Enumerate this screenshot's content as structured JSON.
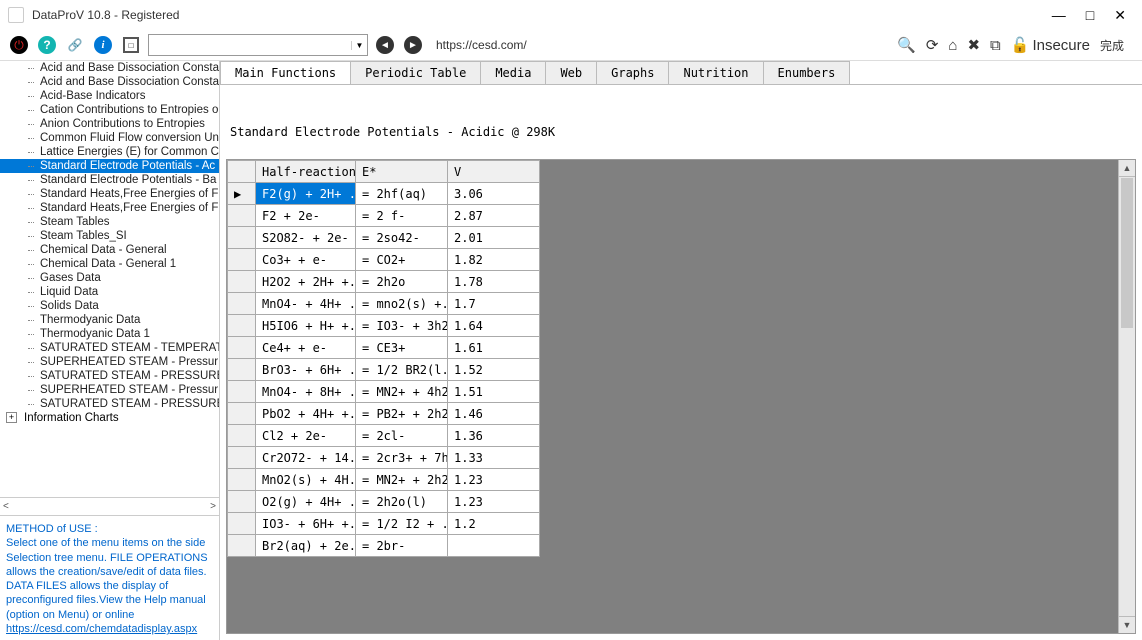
{
  "window": {
    "title": "DataProV 10.8 - Registered"
  },
  "win_controls": {
    "min": "—",
    "max": "□",
    "close": "✕"
  },
  "toolbar": {
    "url_display": "https://cesd.com/",
    "right": {
      "insecure": "Insecure",
      "done": "完成"
    }
  },
  "tree": {
    "items": [
      "Acid and Base Dissociation Consta",
      "Acid and Base Dissociation Consta",
      "Acid-Base Indicators",
      "Cation Contributions to Entropies o",
      "Anion Contributions to Entropies",
      "Common Fluid Flow conversion Un",
      "Lattice Energies (E) for Common C",
      "Standard Electrode Potentials - Ac",
      "Standard Electrode Potentials - Ba",
      "Standard Heats,Free Energies of F",
      "Standard Heats,Free Energies of F",
      "Steam Tables",
      "Steam Tables_SI",
      "Chemical Data - General",
      "Chemical Data - General 1",
      "Gases Data",
      "Liquid Data",
      "Solids Data",
      "Thermodyanic Data",
      "Thermodyanic Data 1",
      "SATURATED STEAM - TEMPERAT",
      "SUPERHEATED STEAM - Pressur",
      "SATURATED STEAM - PRESSURE",
      "SUPERHEATED STEAM - Pressur",
      "SATURATED STEAM - PRESSURE"
    ],
    "selected_index": 7,
    "root2": "Information Charts",
    "scroll": {
      "left": "<",
      "right": ">"
    }
  },
  "help": {
    "title": "METHOD of USE :",
    "body": "Select one of the menu items on the side Selection tree menu. FILE OPERATIONS allows the creation/save/edit of data files. DATA FILES allows the display of preconfigured files.View the Help manual (option on Menu) or online",
    "link": "https://cesd.com/chemdatadisplay.aspx"
  },
  "tabs": {
    "items": [
      "Main Functions",
      "Periodic Table",
      "Media",
      "Web",
      "Graphs",
      "Nutrition",
      "Enumbers"
    ],
    "active": 0
  },
  "heading": "Standard Electrode Potentials - Acidic @ 298K",
  "grid": {
    "headers": [
      "Half-reaction",
      "E*",
      "V"
    ],
    "row_indicator": "▶",
    "rows": [
      {
        "hr": "F2(g) + 2H+ ...",
        "ee": "= 2hf(aq)",
        "v": "3.06"
      },
      {
        "hr": "F2 + 2e-",
        "ee": "= 2 f-",
        "v": "2.87"
      },
      {
        "hr": "S2O82- + 2e-",
        "ee": "= 2so42-",
        "v": "2.01"
      },
      {
        "hr": "Co3+ + e-",
        "ee": "= CO2+",
        "v": "1.82"
      },
      {
        "hr": "H2O2 + 2H+ +...",
        "ee": "= 2h2o",
        "v": "1.78"
      },
      {
        "hr": "MnO4- + 4H+ ...",
        "ee": "= mno2(s) +...",
        "v": "1.7"
      },
      {
        "hr": "H5IO6 + H+ +...",
        "ee": "= IO3- + 3h2o",
        "v": "1.64"
      },
      {
        "hr": "Ce4+ + e-",
        "ee": "= CE3+",
        "v": "1.61"
      },
      {
        "hr": "BrO3- + 6H+ ...",
        "ee": "= 1/2 BR2(l...",
        "v": "1.52"
      },
      {
        "hr": "MnO4- + 8H+ ...",
        "ee": "= MN2+ + 4h2o",
        "v": "1.51"
      },
      {
        "hr": "PbO2 + 4H+ +...",
        "ee": "= PB2+ + 2h2o",
        "v": "1.46"
      },
      {
        "hr": "Cl2 + 2e-",
        "ee": "= 2cl-",
        "v": "1.36"
      },
      {
        "hr": "Cr2O72- + 14...",
        "ee": "= 2cr3+ + 7h2o",
        "v": "1.33"
      },
      {
        "hr": "MnO2(s) + 4H...",
        "ee": "= MN2+ + 2h2o",
        "v": "1.23"
      },
      {
        "hr": "O2(g) + 4H+ ...",
        "ee": "= 2h2o(l)",
        "v": "1.23"
      },
      {
        "hr": "IO3- + 6H+ +...",
        "ee": "= 1/2 I2 + ...",
        "v": "1.2"
      },
      {
        "hr": "Br2(aq) + 2e...",
        "ee": "= 2br-",
        "v": ""
      }
    ]
  }
}
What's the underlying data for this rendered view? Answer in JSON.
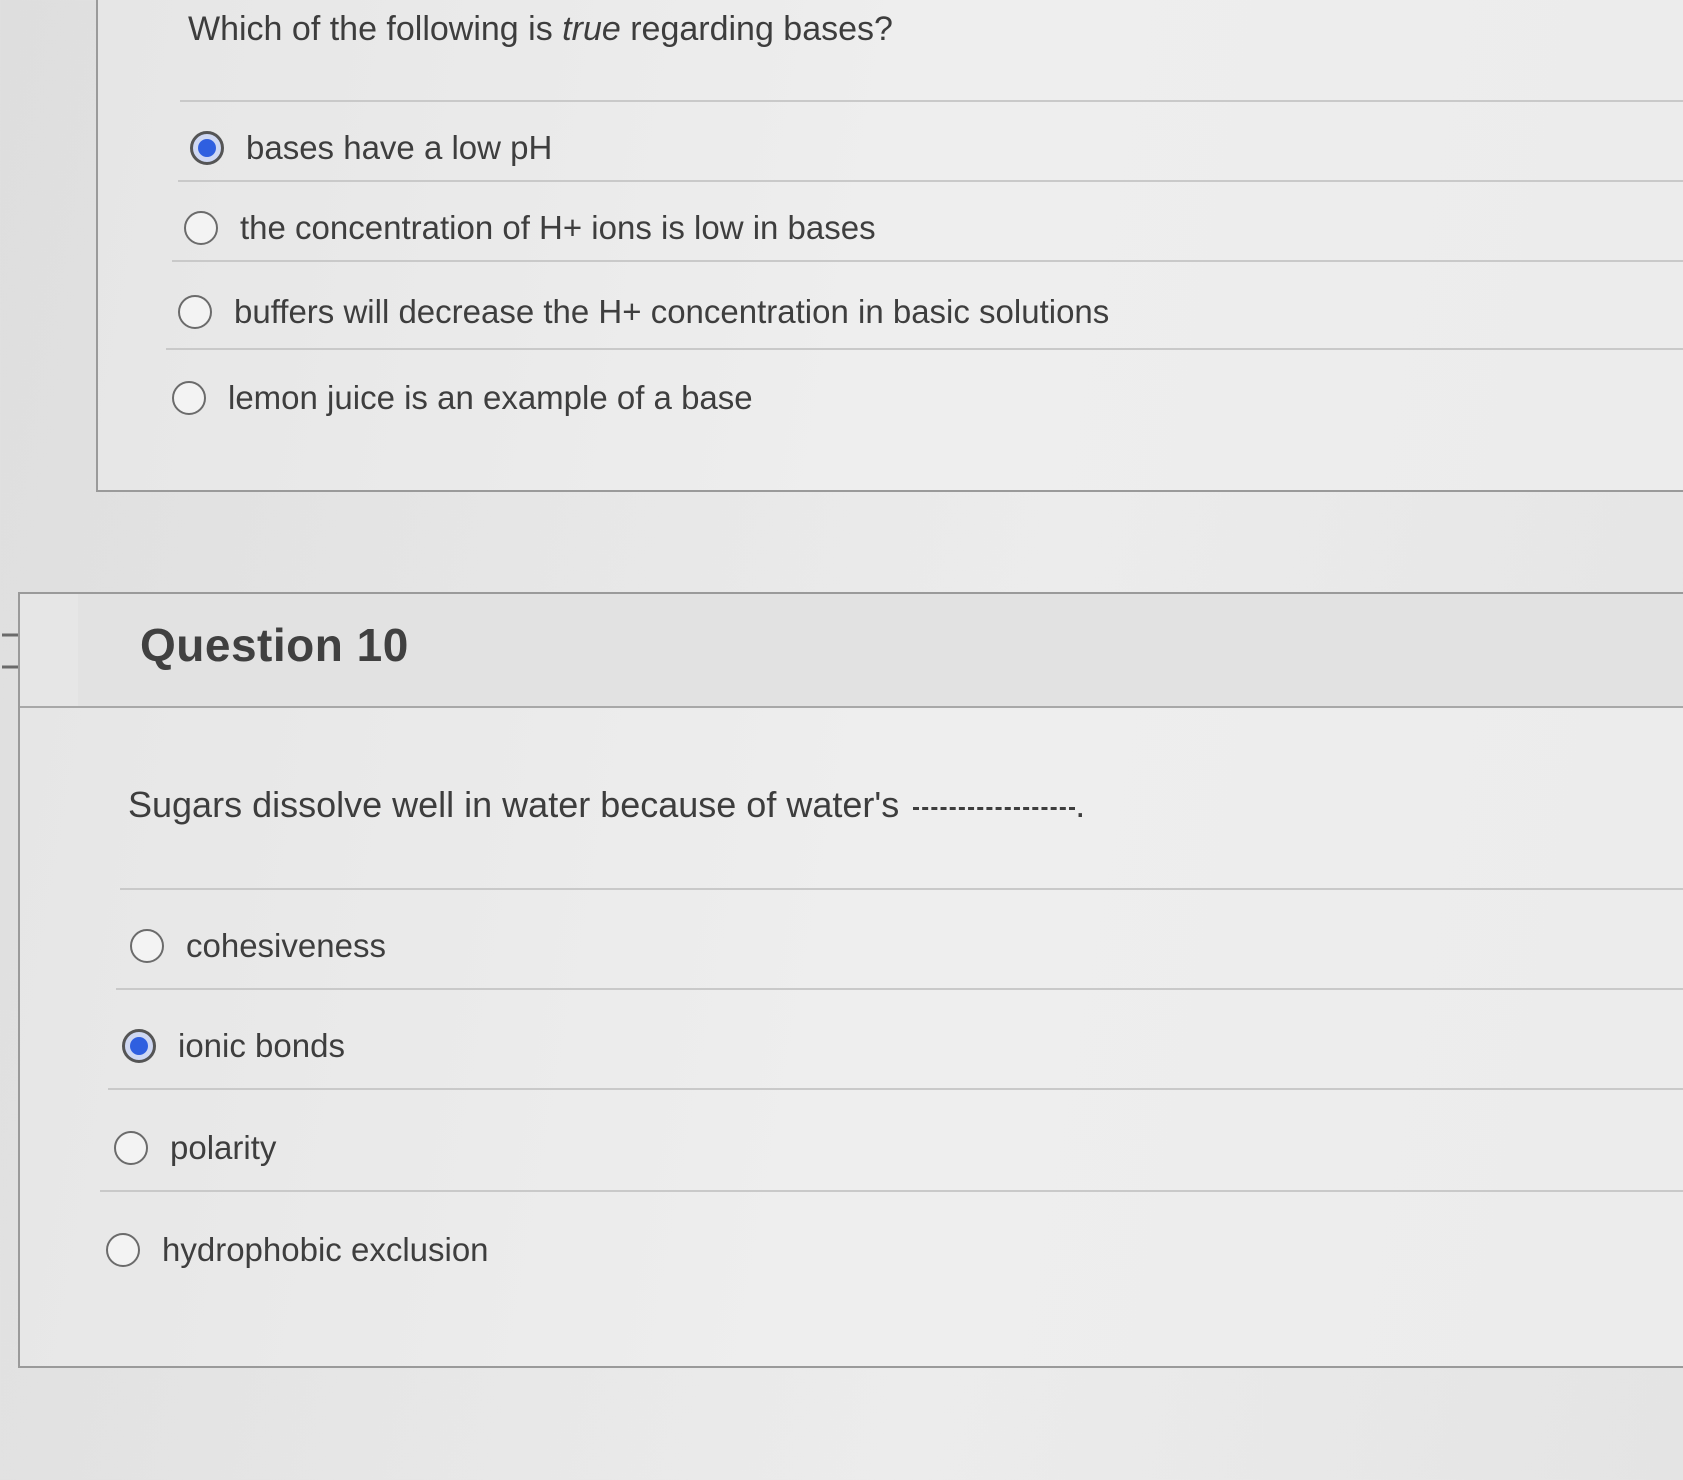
{
  "previous_question": {
    "text_before": "Which of the following is ",
    "text_emphasis": "true",
    "text_after": " regarding bases?",
    "options": [
      {
        "label": "bases have a low pH",
        "selected": true
      },
      {
        "label": "the concentration of H+ ions is low in bases",
        "selected": false
      },
      {
        "label": "buffers will decrease the H+ concentration in basic solutions",
        "selected": false
      },
      {
        "label": "lemon juice is an example of a base",
        "selected": false
      }
    ]
  },
  "question10": {
    "title": "Question 10",
    "text": "Sugars dissolve well in water because of water's",
    "text_end": ".",
    "options": [
      {
        "label": "cohesiveness",
        "selected": false
      },
      {
        "label": "ionic bonds",
        "selected": true
      },
      {
        "label": "polarity",
        "selected": false
      },
      {
        "label": "hydrophobic exclusion",
        "selected": false
      }
    ]
  },
  "colors": {
    "radio_selected": "#2f5fe0",
    "text": "#3d3d3d",
    "border": "#9a9a9a"
  },
  "icons": {
    "flag": "flag-outline-icon"
  }
}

######

--- Exercise brief ---
In the entries above, find each line with the word "SATURATED" and show it.

--- Response ---
      "SATURATED STEAM - TEMPERAT",
      "SATURATED STEAM - PRESSURE",
      "SATURATED STEAM - PRESSURE"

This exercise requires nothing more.